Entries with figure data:
start

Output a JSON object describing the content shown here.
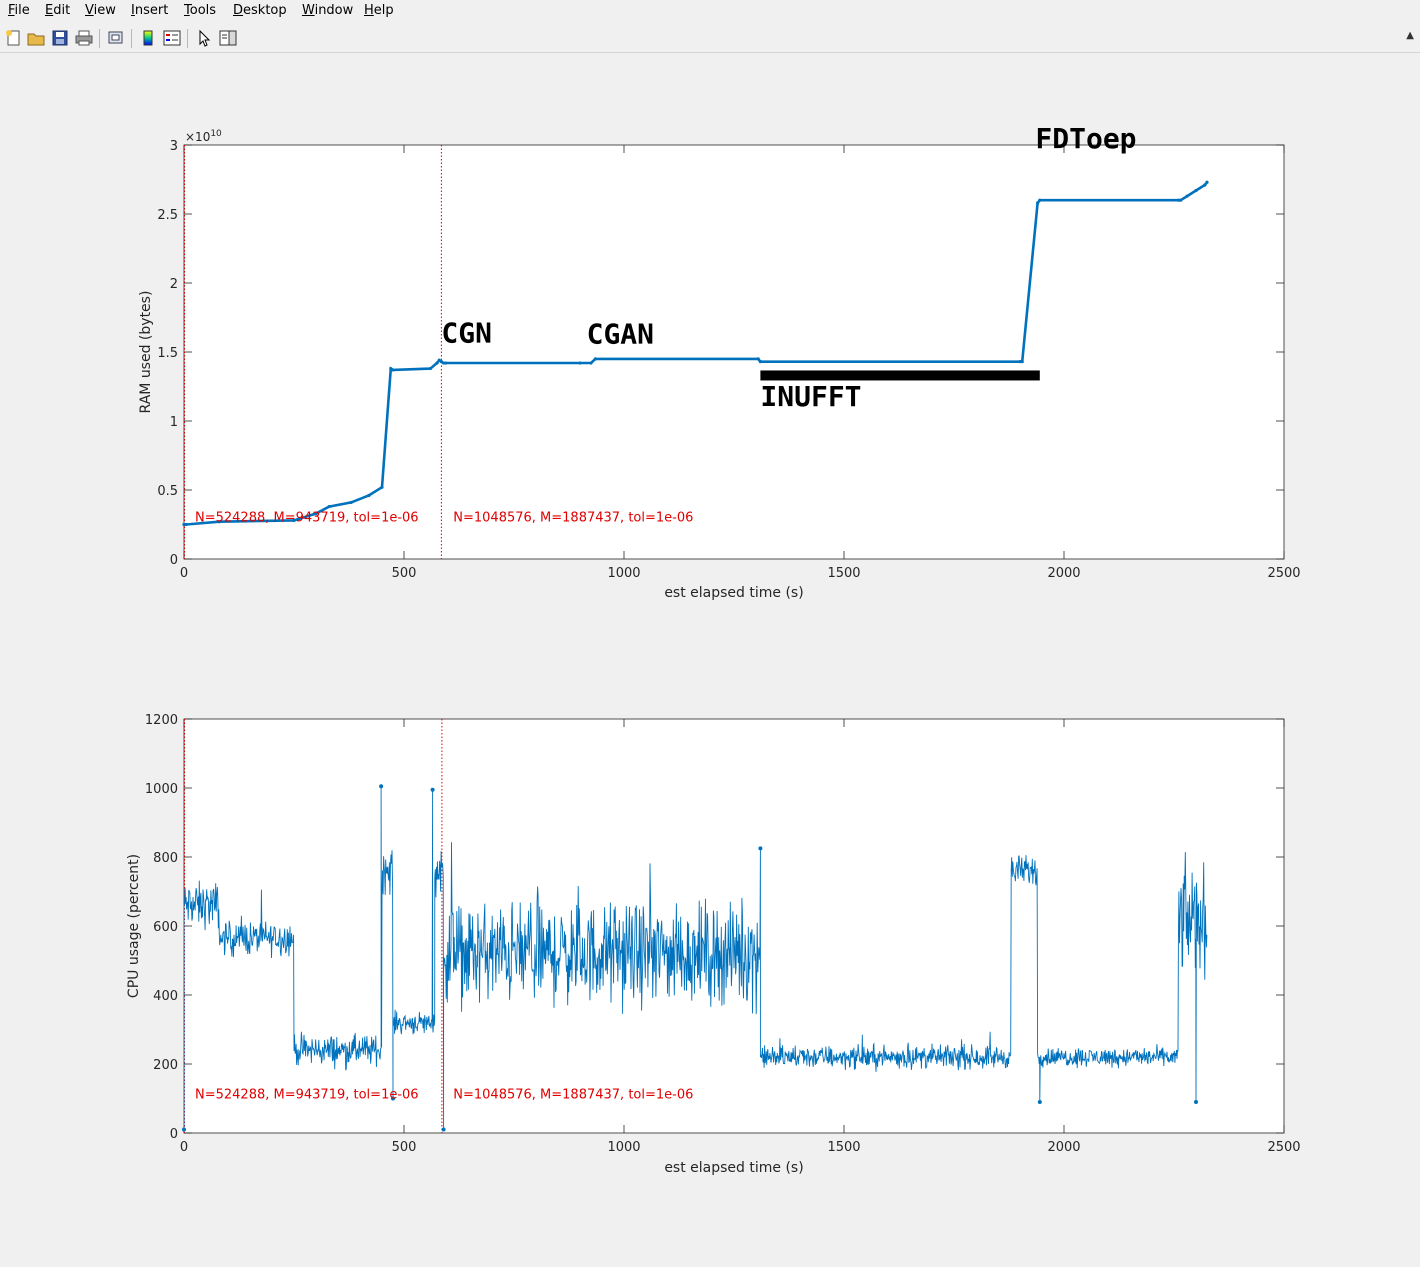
{
  "menubar": {
    "items": [
      {
        "label": "File",
        "key": "F"
      },
      {
        "label": "Edit",
        "key": "E"
      },
      {
        "label": "View",
        "key": "V"
      },
      {
        "label": "Insert",
        "key": "I"
      },
      {
        "label": "Tools",
        "key": "T"
      },
      {
        "label": "Desktop",
        "key": "D"
      },
      {
        "label": "Window",
        "key": "W"
      },
      {
        "label": "Help",
        "key": "H"
      }
    ]
  },
  "toolbar": {
    "buttons": [
      "new-figure-icon",
      "open-file-icon",
      "save-icon",
      "print-icon",
      "link-icon",
      "colorbar-icon",
      "legend-icon",
      "edit-plot-arrow-icon",
      "property-editor-icon"
    ]
  },
  "colors": {
    "series": "#0072bd",
    "annotation": "#e00000",
    "marker_text": "#000000"
  },
  "chart_data": [
    {
      "type": "line",
      "xlabel": "est elapsed time (s)",
      "ylabel": "RAM used (bytes)",
      "exponent_label": "×10",
      "exponent_power": "10",
      "xlim": [
        0,
        2500
      ],
      "ylim": [
        0,
        3
      ],
      "xticks": [
        "0",
        "500",
        "1000",
        "1500",
        "2000",
        "2500"
      ],
      "yticks": [
        "0",
        "0.5",
        "1",
        "1.5",
        "2",
        "2.5",
        "3"
      ],
      "grid": false,
      "series": [
        {
          "x": [
            0,
            5,
            80,
            250,
            300,
            330,
            380,
            420,
            450,
            470,
            475,
            560,
            575,
            580,
            585,
            590,
            595,
            900,
            925,
            935,
            1305,
            1310,
            1900,
            1905,
            1940,
            1945,
            2260,
            2265,
            2280,
            2300,
            2320,
            2325
          ],
          "y": [
            0.25,
            0.25,
            0.27,
            0.28,
            0.33,
            0.38,
            0.41,
            0.46,
            0.52,
            1.38,
            1.37,
            1.38,
            1.42,
            1.44,
            1.43,
            1.42,
            1.42,
            1.42,
            1.42,
            1.45,
            1.45,
            1.43,
            1.43,
            1.43,
            2.58,
            2.6,
            2.6,
            2.6,
            2.63,
            2.67,
            2.71,
            2.73
          ]
        }
      ],
      "annotations": [
        {
          "text": "CGN",
          "x": 585,
          "y": 1.57
        },
        {
          "text": "CGAN",
          "x": 915,
          "y": 1.56
        },
        {
          "text": "INUFFT",
          "x": 1310,
          "y": 1.11
        },
        {
          "text": "FDToep",
          "x": 1935,
          "y": 2.98
        },
        {
          "text": "N=524288, M=943719, tol=1e-06",
          "x": 25,
          "y": 0.27
        },
        {
          "text": "N=1048576, M=1887437, tol=1e-06",
          "x": 612,
          "y": 0.27
        }
      ],
      "bar": {
        "x_start": 1310,
        "x_end": 1945,
        "y": 1.33
      },
      "vlines": [
        0,
        585
      ]
    },
    {
      "type": "line",
      "xlabel": "est elapsed time (s)",
      "ylabel": "CPU usage (percent)",
      "xlim": [
        0,
        2500
      ],
      "ylim": [
        0,
        1200
      ],
      "xticks": [
        "0",
        "500",
        "1000",
        "1500",
        "2000",
        "2500"
      ],
      "yticks": [
        "0",
        "200",
        "400",
        "600",
        "800",
        "1000",
        "1200"
      ],
      "grid": false,
      "segments": [
        {
          "x_start": 0,
          "x_end": 80,
          "center": 660,
          "spread": 60
        },
        {
          "x_start": 80,
          "x_end": 250,
          "center": 565,
          "spread": 45
        },
        {
          "x_start": 250,
          "x_end": 450,
          "center": 240,
          "spread": 40
        },
        {
          "x_start": 450,
          "x_end": 475,
          "center": 760,
          "spread": 60
        },
        {
          "x_start": 475,
          "x_end": 570,
          "center": 320,
          "spread": 30
        },
        {
          "x_start": 570,
          "x_end": 590,
          "center": 760,
          "spread": 60
        },
        {
          "x_start": 590,
          "x_end": 1310,
          "center": 520,
          "spread": 130
        },
        {
          "x_start": 1310,
          "x_end": 1880,
          "center": 220,
          "spread": 30
        },
        {
          "x_start": 1880,
          "x_end": 1940,
          "center": 760,
          "spread": 40
        },
        {
          "x_start": 1940,
          "x_end": 2260,
          "center": 220,
          "spread": 25
        },
        {
          "x_start": 2260,
          "x_end": 2325,
          "center": 620,
          "spread": 140
        }
      ],
      "spikes": [
        {
          "x": 0,
          "y": 10
        },
        {
          "x": 448,
          "y": 1005
        },
        {
          "x": 565,
          "y": 995
        },
        {
          "x": 590,
          "y": 10
        },
        {
          "x": 1310,
          "y": 825
        },
        {
          "x": 475,
          "y": 100
        },
        {
          "x": 1945,
          "y": 90
        },
        {
          "x": 2300,
          "y": 90
        }
      ],
      "annotations": [
        {
          "text": "N=524288, M=943719, tol=1e-06",
          "x": 25,
          "y": 100
        },
        {
          "text": "N=1048576, M=1887437, tol=1e-06",
          "x": 612,
          "y": 100
        }
      ],
      "vlines": [
        0,
        585
      ]
    }
  ]
}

end

**Work to do:** Find how many lines of the material carry the string "icon". Only the number should be in the answer.

**Task output:** 9